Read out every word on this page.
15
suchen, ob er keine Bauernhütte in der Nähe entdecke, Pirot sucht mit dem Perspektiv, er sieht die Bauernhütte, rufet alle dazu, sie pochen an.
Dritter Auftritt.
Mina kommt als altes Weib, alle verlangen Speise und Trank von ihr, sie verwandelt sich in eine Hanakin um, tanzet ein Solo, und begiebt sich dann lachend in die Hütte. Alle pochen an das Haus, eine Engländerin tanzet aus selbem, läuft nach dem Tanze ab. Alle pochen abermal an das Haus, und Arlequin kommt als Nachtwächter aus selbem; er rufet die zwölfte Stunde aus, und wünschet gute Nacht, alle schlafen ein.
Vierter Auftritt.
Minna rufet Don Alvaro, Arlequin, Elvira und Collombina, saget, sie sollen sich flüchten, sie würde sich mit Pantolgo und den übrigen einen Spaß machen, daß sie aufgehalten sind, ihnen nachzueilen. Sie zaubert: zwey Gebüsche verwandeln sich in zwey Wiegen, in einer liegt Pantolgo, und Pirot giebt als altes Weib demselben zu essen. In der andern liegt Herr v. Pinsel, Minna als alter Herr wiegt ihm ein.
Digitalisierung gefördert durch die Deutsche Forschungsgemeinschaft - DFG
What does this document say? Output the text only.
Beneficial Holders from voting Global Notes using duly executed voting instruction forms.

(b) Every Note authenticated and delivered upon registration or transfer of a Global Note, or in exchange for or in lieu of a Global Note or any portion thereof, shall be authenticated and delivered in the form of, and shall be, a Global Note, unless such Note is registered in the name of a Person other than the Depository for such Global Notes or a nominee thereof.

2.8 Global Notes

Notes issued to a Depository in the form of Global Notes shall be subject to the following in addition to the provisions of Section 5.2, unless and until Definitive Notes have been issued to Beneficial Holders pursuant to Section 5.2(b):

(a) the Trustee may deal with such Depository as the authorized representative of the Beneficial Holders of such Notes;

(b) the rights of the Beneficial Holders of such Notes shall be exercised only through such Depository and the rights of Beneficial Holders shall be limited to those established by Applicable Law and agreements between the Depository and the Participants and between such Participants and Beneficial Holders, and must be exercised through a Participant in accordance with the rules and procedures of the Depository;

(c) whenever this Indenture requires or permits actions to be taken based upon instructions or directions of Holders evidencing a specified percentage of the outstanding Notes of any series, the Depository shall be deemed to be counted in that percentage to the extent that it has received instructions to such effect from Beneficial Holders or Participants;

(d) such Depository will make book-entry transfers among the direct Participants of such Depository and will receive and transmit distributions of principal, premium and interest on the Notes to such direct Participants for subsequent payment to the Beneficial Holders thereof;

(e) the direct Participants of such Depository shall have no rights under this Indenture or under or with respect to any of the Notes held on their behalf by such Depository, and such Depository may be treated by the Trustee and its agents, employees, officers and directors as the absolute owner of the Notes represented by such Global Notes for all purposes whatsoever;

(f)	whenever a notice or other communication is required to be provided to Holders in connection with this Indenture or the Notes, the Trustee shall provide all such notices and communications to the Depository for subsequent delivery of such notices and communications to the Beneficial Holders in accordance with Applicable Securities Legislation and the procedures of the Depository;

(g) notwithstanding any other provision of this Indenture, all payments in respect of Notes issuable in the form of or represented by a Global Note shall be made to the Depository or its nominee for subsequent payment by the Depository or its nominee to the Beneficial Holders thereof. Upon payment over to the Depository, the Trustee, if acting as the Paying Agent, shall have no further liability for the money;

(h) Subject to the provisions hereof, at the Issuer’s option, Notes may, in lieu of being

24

========================================================================

**PROMPT**
Pull every line containing the word "altes" out of the material.

**THE ANSWER**
Mina kommt als altes Weib, alle verlangen Speise und Trank von ihr, sie verwandelt sich in eine Hanakin um, tanzet ein Solo, und begiebt sich dann lachend in die Hütte. Alle pochen an das Haus, eine Engländerin tanzet aus selbem, läuft nach dem Tanze ab. Alle pochen abermal an das Haus, und Arlequin kommt als Nachtwächter aus selbem; er rufet die zwölfte Stunde aus, und wünschet gute Nacht, alle schlafen ein.
Minna rufet Don Alvaro, Arlequin, Elvira und Collombina, saget, sie sollen sich flüchten, sie würde sich mit Pantolgo und den übrigen einen Spaß machen, daß sie aufgehalten sind, ihnen nachzueilen. Sie zaubert: zwey Gebüsche verwandeln sich in zwey Wiegen, in einer liegt Pantolgo, und Pirot giebt als altes Weib demselben zu essen. In der andern liegt Herr v. Pinsel, Minna als alter Herr wiegt ihm ein.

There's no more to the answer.